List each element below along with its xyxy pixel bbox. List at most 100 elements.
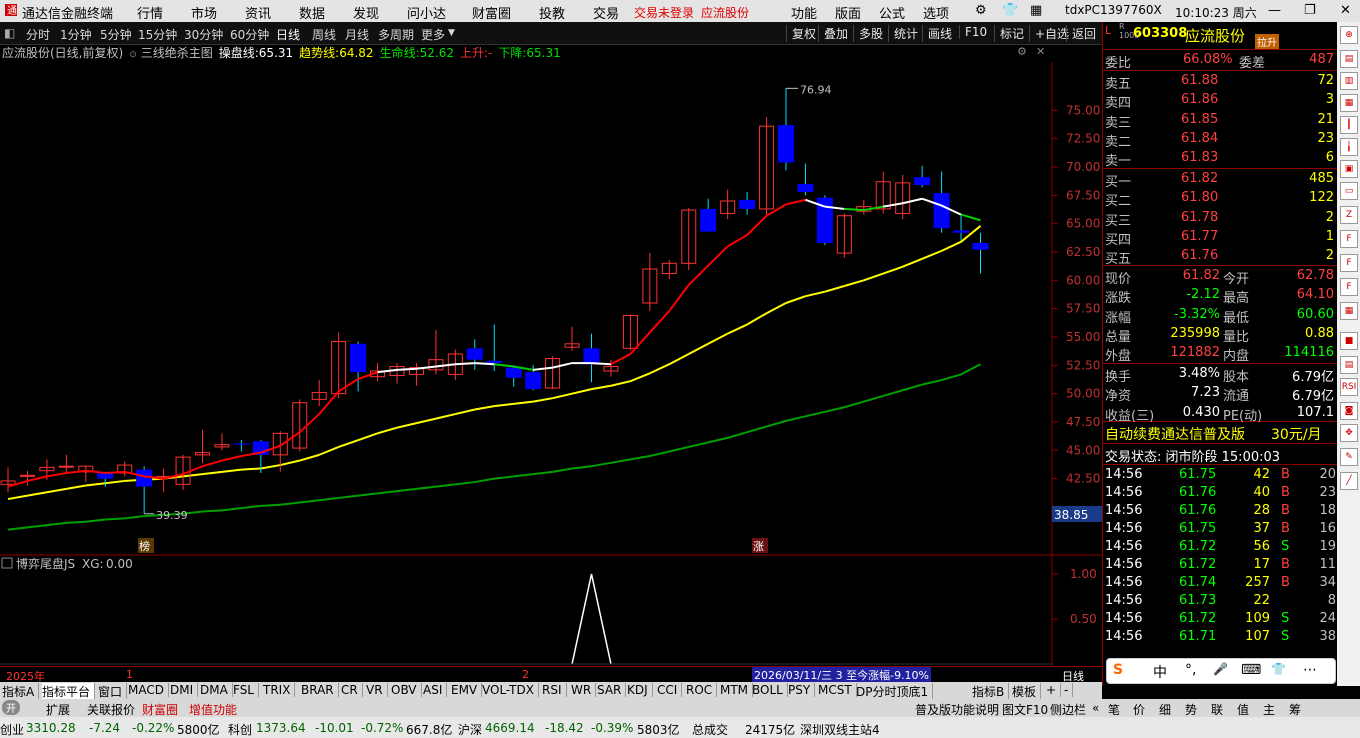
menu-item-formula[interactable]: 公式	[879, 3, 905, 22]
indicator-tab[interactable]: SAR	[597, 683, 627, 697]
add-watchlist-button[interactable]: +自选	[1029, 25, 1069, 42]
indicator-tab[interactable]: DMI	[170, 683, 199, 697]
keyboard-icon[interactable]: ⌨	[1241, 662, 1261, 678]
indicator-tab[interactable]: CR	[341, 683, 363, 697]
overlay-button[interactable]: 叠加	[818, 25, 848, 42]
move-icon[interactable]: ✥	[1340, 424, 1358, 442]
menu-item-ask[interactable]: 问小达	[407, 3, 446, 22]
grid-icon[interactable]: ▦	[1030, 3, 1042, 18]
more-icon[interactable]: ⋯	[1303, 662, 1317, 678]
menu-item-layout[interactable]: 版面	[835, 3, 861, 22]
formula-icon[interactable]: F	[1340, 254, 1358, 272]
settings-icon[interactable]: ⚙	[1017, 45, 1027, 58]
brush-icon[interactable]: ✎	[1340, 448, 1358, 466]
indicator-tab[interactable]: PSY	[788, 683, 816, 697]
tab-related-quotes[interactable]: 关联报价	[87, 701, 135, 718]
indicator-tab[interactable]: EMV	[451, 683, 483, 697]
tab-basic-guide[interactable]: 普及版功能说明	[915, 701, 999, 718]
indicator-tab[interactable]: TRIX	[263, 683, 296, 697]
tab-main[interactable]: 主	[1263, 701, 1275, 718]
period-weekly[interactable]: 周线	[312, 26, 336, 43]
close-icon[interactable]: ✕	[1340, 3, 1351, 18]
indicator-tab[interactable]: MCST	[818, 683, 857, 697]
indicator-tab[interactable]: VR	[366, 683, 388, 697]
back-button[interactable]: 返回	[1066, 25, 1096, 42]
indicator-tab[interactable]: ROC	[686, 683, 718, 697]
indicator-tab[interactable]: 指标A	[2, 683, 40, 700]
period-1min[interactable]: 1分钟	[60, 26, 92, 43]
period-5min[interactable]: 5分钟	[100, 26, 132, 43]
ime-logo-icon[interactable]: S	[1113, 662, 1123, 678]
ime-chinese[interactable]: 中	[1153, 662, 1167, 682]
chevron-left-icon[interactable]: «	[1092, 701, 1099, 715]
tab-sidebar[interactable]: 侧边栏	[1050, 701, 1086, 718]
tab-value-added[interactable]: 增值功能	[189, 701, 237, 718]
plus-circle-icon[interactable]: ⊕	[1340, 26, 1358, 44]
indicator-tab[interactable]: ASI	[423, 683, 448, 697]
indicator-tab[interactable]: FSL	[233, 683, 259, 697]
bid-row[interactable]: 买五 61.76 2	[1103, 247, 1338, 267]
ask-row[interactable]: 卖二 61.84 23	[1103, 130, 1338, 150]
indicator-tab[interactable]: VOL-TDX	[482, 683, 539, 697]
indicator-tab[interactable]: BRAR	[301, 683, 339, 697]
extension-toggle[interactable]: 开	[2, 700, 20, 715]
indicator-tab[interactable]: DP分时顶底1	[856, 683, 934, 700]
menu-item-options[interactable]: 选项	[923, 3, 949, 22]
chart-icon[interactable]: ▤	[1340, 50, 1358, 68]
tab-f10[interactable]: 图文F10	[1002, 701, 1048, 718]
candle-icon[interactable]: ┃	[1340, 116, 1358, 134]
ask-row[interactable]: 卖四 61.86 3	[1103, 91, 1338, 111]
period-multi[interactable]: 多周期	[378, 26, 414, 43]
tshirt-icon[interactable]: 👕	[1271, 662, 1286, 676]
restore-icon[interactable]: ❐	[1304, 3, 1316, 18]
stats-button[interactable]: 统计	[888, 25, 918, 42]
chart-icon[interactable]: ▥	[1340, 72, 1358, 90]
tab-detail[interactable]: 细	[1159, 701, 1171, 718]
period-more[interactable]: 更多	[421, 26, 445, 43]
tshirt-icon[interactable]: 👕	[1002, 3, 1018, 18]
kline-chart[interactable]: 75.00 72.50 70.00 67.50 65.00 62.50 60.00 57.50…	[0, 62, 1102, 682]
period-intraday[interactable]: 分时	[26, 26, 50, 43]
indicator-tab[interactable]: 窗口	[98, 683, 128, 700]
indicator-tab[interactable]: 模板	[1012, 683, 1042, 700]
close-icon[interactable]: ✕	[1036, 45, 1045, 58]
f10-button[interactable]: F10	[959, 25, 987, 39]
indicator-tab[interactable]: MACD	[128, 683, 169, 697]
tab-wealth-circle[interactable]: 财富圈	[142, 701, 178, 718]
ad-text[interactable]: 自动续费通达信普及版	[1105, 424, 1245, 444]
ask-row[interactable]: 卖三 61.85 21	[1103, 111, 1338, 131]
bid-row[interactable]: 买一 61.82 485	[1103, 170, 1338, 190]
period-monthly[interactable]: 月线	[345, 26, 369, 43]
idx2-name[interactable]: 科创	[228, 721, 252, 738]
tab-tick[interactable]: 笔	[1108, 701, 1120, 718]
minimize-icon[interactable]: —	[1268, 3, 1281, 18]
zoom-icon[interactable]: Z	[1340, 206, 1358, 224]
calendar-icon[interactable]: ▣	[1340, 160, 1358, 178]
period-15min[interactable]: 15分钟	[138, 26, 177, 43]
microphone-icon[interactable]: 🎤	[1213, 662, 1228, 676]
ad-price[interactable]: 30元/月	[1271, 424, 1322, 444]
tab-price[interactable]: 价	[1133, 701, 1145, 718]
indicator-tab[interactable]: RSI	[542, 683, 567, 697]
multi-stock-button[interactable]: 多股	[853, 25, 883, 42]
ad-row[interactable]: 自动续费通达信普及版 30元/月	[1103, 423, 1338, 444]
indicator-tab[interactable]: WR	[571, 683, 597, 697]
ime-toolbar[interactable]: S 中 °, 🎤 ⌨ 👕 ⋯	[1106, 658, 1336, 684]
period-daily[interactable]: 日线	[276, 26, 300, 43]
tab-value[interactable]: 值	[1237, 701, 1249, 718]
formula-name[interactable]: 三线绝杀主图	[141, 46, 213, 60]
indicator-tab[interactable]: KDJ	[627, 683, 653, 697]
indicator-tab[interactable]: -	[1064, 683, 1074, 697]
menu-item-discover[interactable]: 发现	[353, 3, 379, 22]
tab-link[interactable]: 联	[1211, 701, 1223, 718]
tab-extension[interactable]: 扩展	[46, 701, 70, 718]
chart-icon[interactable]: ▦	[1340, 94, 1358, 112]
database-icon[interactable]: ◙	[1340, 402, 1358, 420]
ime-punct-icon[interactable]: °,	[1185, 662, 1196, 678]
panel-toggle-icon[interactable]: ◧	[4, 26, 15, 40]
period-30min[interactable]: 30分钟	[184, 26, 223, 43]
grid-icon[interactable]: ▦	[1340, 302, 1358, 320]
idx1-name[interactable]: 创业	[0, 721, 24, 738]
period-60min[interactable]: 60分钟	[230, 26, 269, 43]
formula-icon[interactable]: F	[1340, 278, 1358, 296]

+++

Task to carry out: How many lines in the data above contain the string "name"? Reply with only the number.

Correct response: 3